◆ **Listing**:
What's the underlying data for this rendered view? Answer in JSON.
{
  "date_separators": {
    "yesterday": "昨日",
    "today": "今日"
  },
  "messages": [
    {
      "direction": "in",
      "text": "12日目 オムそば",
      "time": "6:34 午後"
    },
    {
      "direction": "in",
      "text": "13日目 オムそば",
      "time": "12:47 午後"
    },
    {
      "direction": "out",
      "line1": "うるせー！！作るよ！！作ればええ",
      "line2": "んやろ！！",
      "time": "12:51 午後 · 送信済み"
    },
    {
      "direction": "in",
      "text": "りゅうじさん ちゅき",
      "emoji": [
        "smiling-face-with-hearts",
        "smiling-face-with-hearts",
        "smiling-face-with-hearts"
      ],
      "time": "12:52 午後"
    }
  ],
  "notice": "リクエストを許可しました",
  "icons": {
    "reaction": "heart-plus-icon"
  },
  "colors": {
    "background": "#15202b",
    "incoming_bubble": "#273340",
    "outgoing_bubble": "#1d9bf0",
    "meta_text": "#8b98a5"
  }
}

◆ **What the task asks**: Extract all of the data shown above without alteration.

◆ **The solution**:
What's the underlying data for this rendered view? Answer in JSON.
{
  "date_separators": {
    "yesterday": "昨日",
    "today": "今日"
  },
  "messages": [
    {
      "direction": "in",
      "text": "12日目 オムそば",
      "time": "6:34 午後"
    },
    {
      "direction": "in",
      "text": "13日目 オムそば",
      "time": "12:47 午後"
    },
    {
      "direction": "out",
      "line1": "うるせー！！作るよ！！作ればええ",
      "line2": "んやろ！！",
      "time": "12:51 午後 · 送信済み"
    },
    {
      "direction": "in",
      "text": "りゅうじさん ちゅき",
      "emoji": [
        "smiling-face-with-hearts",
        "smiling-face-with-hearts",
        "smiling-face-with-hearts"
      ],
      "time": "12:52 午後"
    }
  ],
  "notice": "リクエストを許可しました",
  "icons": {
    "reaction": "heart-plus-icon"
  },
  "colors": {
    "background": "#15202b",
    "incoming_bubble": "#273340",
    "outgoing_bubble": "#1d9bf0",
    "meta_text": "#8b98a5"
  }
}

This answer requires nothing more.